### Problem to work on
Return the data exactly, with all pictures removed.

### Dataset content

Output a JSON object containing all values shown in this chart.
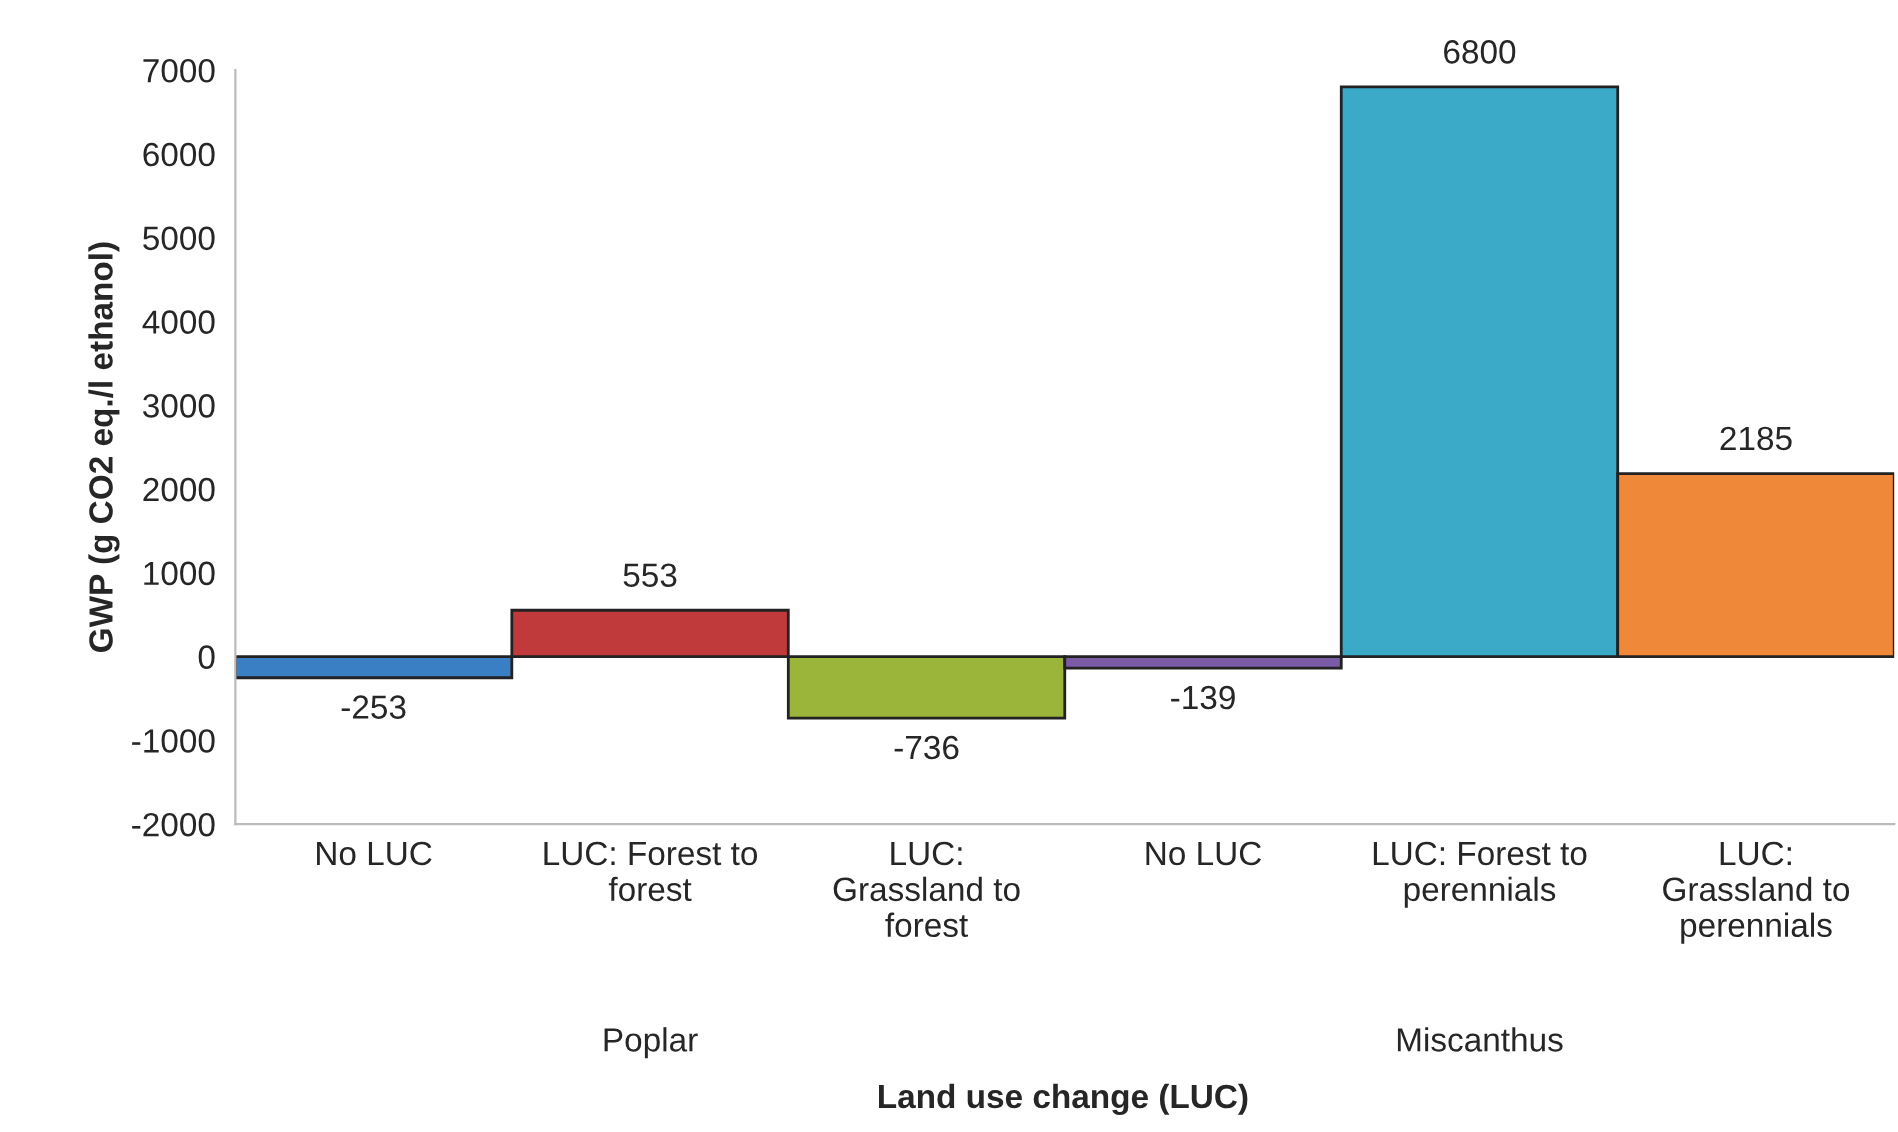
{
  "chart_data": {
    "type": "bar",
    "xlabel": "Land use change (LUC)",
    "ylabel": "GWP (g CO2 eq./l ethanol)",
    "categories": [
      "No LUC",
      "LUC: Forest to\nforest",
      "LUC:\nGrassland to\nforest",
      "No LUC",
      "LUC: Forest to\nperennials",
      "LUC:\nGrassland to\nperennials"
    ],
    "values": [
      -253,
      553,
      -736,
      -139,
      6800,
      2185
    ],
    "colors": [
      "#3a7fc4",
      "#c0393b",
      "#9ab53a",
      "#7b5aa6",
      "#3aaac8",
      "#f0883a"
    ],
    "ylim": [
      -2000,
      7000
    ],
    "yticks": [
      -2000,
      -1000,
      0,
      1000,
      2000,
      3000,
      4000,
      5000,
      6000,
      7000
    ],
    "data_labels": true,
    "grid": false,
    "annotations": [
      "Poplar",
      "Miscanthus"
    ]
  }
}
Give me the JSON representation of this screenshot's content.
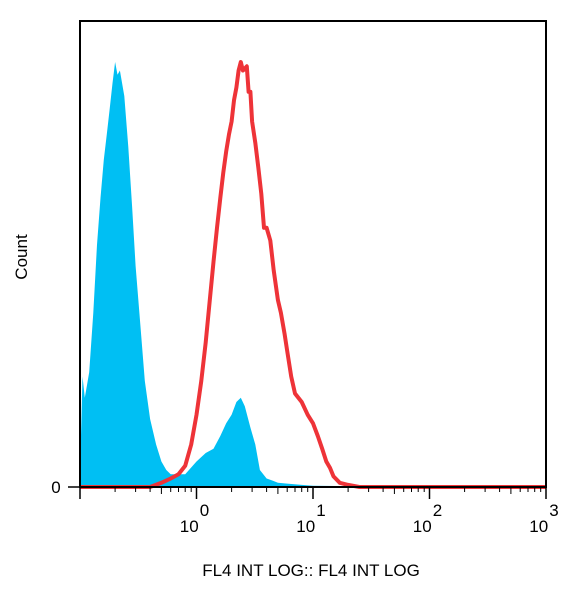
{
  "chart_data": {
    "type": "area",
    "title": "",
    "xlabel": "FL4 INT LOG:: FL4 INT LOG",
    "ylabel": "Count",
    "x_scale": "log",
    "xlim": [
      0.1,
      1000
    ],
    "ylim": [
      0,
      1
    ],
    "grid": false,
    "x_ticks": [
      {
        "value": 1,
        "base": "10",
        "exp": "0"
      },
      {
        "value": 10,
        "base": "10",
        "exp": "1"
      },
      {
        "value": 100,
        "base": "10",
        "exp": "2"
      },
      {
        "value": 1000,
        "base": "10",
        "exp": "3"
      }
    ],
    "y_ticks": [
      {
        "value": 0,
        "label": "0"
      }
    ],
    "series": [
      {
        "style": "filled",
        "color": "#00BFF3",
        "x": [
          0.1,
          0.105,
          0.11,
          0.12,
          0.13,
          0.14,
          0.15,
          0.16,
          0.17,
          0.18,
          0.19,
          0.2,
          0.21,
          0.22,
          0.24,
          0.26,
          0.28,
          0.3,
          0.33,
          0.36,
          0.4,
          0.45,
          0.5,
          0.55,
          0.6,
          0.7,
          0.8,
          1.0,
          1.2,
          1.4,
          1.6,
          1.8,
          2.0,
          2.2,
          2.4,
          2.6,
          2.9,
          3.2,
          3.5,
          4.0,
          4.5,
          5.0,
          6.0,
          8.0,
          10.0,
          20.0,
          100.0,
          1000.0
        ],
        "y": [
          0.03,
          0.26,
          0.21,
          0.27,
          0.41,
          0.57,
          0.68,
          0.77,
          0.83,
          0.89,
          0.95,
          1.0,
          0.97,
          0.98,
          0.92,
          0.8,
          0.66,
          0.52,
          0.38,
          0.25,
          0.16,
          0.1,
          0.06,
          0.04,
          0.03,
          0.03,
          0.03,
          0.06,
          0.08,
          0.09,
          0.12,
          0.15,
          0.17,
          0.2,
          0.21,
          0.19,
          0.14,
          0.1,
          0.04,
          0.02,
          0.015,
          0.01,
          0.008,
          0.005,
          0.003,
          0.002,
          0.0,
          0.0
        ]
      },
      {
        "style": "line",
        "color": "#EE3338",
        "x": [
          0.1,
          0.3,
          0.4,
          0.5,
          0.55,
          0.6,
          0.7,
          0.8,
          0.9,
          1.0,
          1.1,
          1.2,
          1.3,
          1.4,
          1.5,
          1.6,
          1.7,
          1.8,
          1.9,
          2.0,
          2.1,
          2.2,
          2.3,
          2.4,
          2.5,
          2.7,
          2.8,
          2.9,
          3.0,
          3.2,
          3.4,
          3.6,
          3.8,
          4.0,
          4.3,
          4.6,
          5.0,
          5.3,
          5.7,
          6.0,
          6.5,
          7.0,
          8.0,
          9.0,
          10.0,
          11.0,
          12.0,
          13.0,
          14.0,
          15.0,
          17.0,
          20.0,
          25.0,
          30.0,
          100.0,
          1000.0
        ],
        "y": [
          0.0,
          0.0,
          0.0,
          0.01,
          0.015,
          0.02,
          0.03,
          0.05,
          0.1,
          0.17,
          0.25,
          0.34,
          0.44,
          0.53,
          0.61,
          0.68,
          0.74,
          0.79,
          0.83,
          0.86,
          0.91,
          0.94,
          0.98,
          1.0,
          0.98,
          0.99,
          0.93,
          0.93,
          0.86,
          0.81,
          0.75,
          0.69,
          0.61,
          0.61,
          0.58,
          0.51,
          0.44,
          0.41,
          0.36,
          0.32,
          0.26,
          0.22,
          0.2,
          0.17,
          0.15,
          0.12,
          0.09,
          0.06,
          0.045,
          0.025,
          0.01,
          0.005,
          0.0,
          0.0,
          0.0,
          0.0
        ]
      }
    ]
  }
}
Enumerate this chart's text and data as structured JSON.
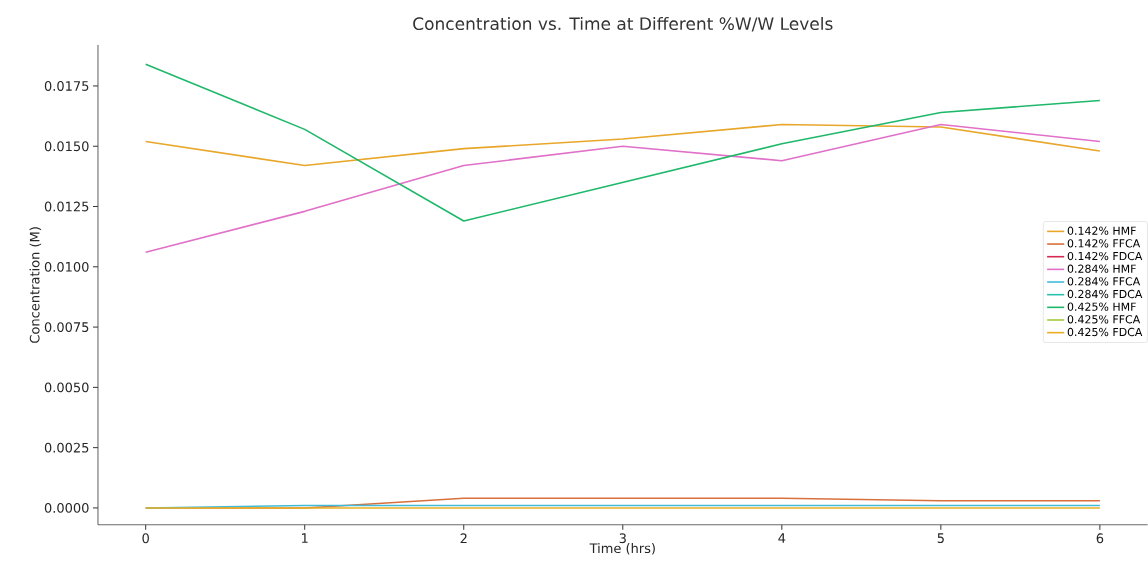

### Solution below
Output a JSON object containing all values shown in this chart.
{
  "chart_data": {
    "type": "bar",
    "xlabel": "Land use change (LUC)",
    "ylabel": "GWP (g CO2 eq./l ethanol)",
    "categories": [
      "No LUC",
      "LUC: Forest to\nforest",
      "LUC:\nGrassland to\nforest",
      "No LUC",
      "LUC: Forest to\nperennials",
      "LUC:\nGrassland to\nperennials"
    ],
    "values": [
      -253,
      553,
      -736,
      -139,
      6800,
      2185
    ],
    "colors": [
      "#3a7fc4",
      "#c0393b",
      "#9ab53a",
      "#7b5aa6",
      "#3aaac8",
      "#f0883a"
    ],
    "ylim": [
      -2000,
      7000
    ],
    "yticks": [
      -2000,
      -1000,
      0,
      1000,
      2000,
      3000,
      4000,
      5000,
      6000,
      7000
    ],
    "data_labels": true,
    "grid": false,
    "annotations": [
      "Poplar",
      "Miscanthus"
    ]
  }
}
Give me the JSON representation of this screenshot's content.
{
  "chart_data": {
    "type": "area",
    "title": "",
    "xlabel": "FL4 INT LOG:: FL4 INT LOG",
    "ylabel": "Count",
    "x_scale": "log",
    "xlim": [
      0.1,
      1000
    ],
    "ylim": [
      0,
      1
    ],
    "grid": false,
    "x_ticks": [
      {
        "value": 1,
        "base": "10",
        "exp": "0"
      },
      {
        "value": 10,
        "base": "10",
        "exp": "1"
      },
      {
        "value": 100,
        "base": "10",
        "exp": "2"
      },
      {
        "value": 1000,
        "base": "10",
        "exp": "3"
      }
    ],
    "y_ticks": [
      {
        "value": 0,
        "label": "0"
      }
    ],
    "series": [
      {
        "style": "filled",
        "color": "#00BFF3",
        "x": [
          0.1,
          0.105,
          0.11,
          0.12,
          0.13,
          0.14,
          0.15,
          0.16,
          0.17,
          0.18,
          0.19,
          0.2,
          0.21,
          0.22,
          0.24,
          0.26,
          0.28,
          0.3,
          0.33,
          0.36,
          0.4,
          0.45,
          0.5,
          0.55,
          0.6,
          0.7,
          0.8,
          1.0,
          1.2,
          1.4,
          1.6,
          1.8,
          2.0,
          2.2,
          2.4,
          2.6,
          2.9,
          3.2,
          3.5,
          4.0,
          4.5,
          5.0,
          6.0,
          8.0,
          10.0,
          20.0,
          100.0,
          1000.0
        ],
        "y": [
          0.03,
          0.26,
          0.21,
          0.27,
          0.41,
          0.57,
          0.68,
          0.77,
          0.83,
          0.89,
          0.95,
          1.0,
          0.97,
          0.98,
          0.92,
          0.8,
          0.66,
          0.52,
          0.38,
          0.25,
          0.16,
          0.1,
          0.06,
          0.04,
          0.03,
          0.03,
          0.03,
          0.06,
          0.08,
          0.09,
          0.12,
          0.15,
          0.17,
          0.2,
          0.21,
          0.19,
          0.14,
          0.1,
          0.04,
          0.02,
          0.015,
          0.01,
          0.008,
          0.005,
          0.003,
          0.002,
          0.0,
          0.0
        ]
      },
      {
        "style": "line",
        "color": "#EE3338",
        "x": [
          0.1,
          0.3,
          0.4,
          0.5,
          0.55,
          0.6,
          0.7,
          0.8,
          0.9,
          1.0,
          1.1,
          1.2,
          1.3,
          1.4,
          1.5,
          1.6,
          1.7,
          1.8,
          1.9,
          2.0,
          2.1,
          2.2,
          2.3,
          2.4,
          2.5,
          2.7,
          2.8,
          2.9,
          3.0,
          3.2,
          3.4,
          3.6,
          3.8,
          4.0,
          4.3,
          4.6,
          5.0,
          5.3,
          5.7,
          6.0,
          6.5,
          7.0,
          8.0,
          9.0,
          10.0,
          11.0,
          12.0,
          13.0,
          14.0,
          15.0,
          17.0,
          20.0,
          25.0,
          30.0,
          100.0,
          1000.0
        ],
        "y": [
          0.0,
          0.0,
          0.0,
          0.01,
          0.015,
          0.02,
          0.03,
          0.05,
          0.1,
          0.17,
          0.25,
          0.34,
          0.44,
          0.53,
          0.61,
          0.68,
          0.74,
          0.79,
          0.83,
          0.86,
          0.91,
          0.94,
          0.98,
          1.0,
          0.98,
          0.99,
          0.93,
          0.93,
          0.86,
          0.81,
          0.75,
          0.69,
          0.61,
          0.61,
          0.58,
          0.51,
          0.44,
          0.41,
          0.36,
          0.32,
          0.26,
          0.22,
          0.2,
          0.17,
          0.15,
          0.12,
          0.09,
          0.06,
          0.045,
          0.025,
          0.01,
          0.005,
          0.0,
          0.0,
          0.0,
          0.0
        ]
      }
    ]
  }
}
Enumerate this chart's text and data as structured JSON.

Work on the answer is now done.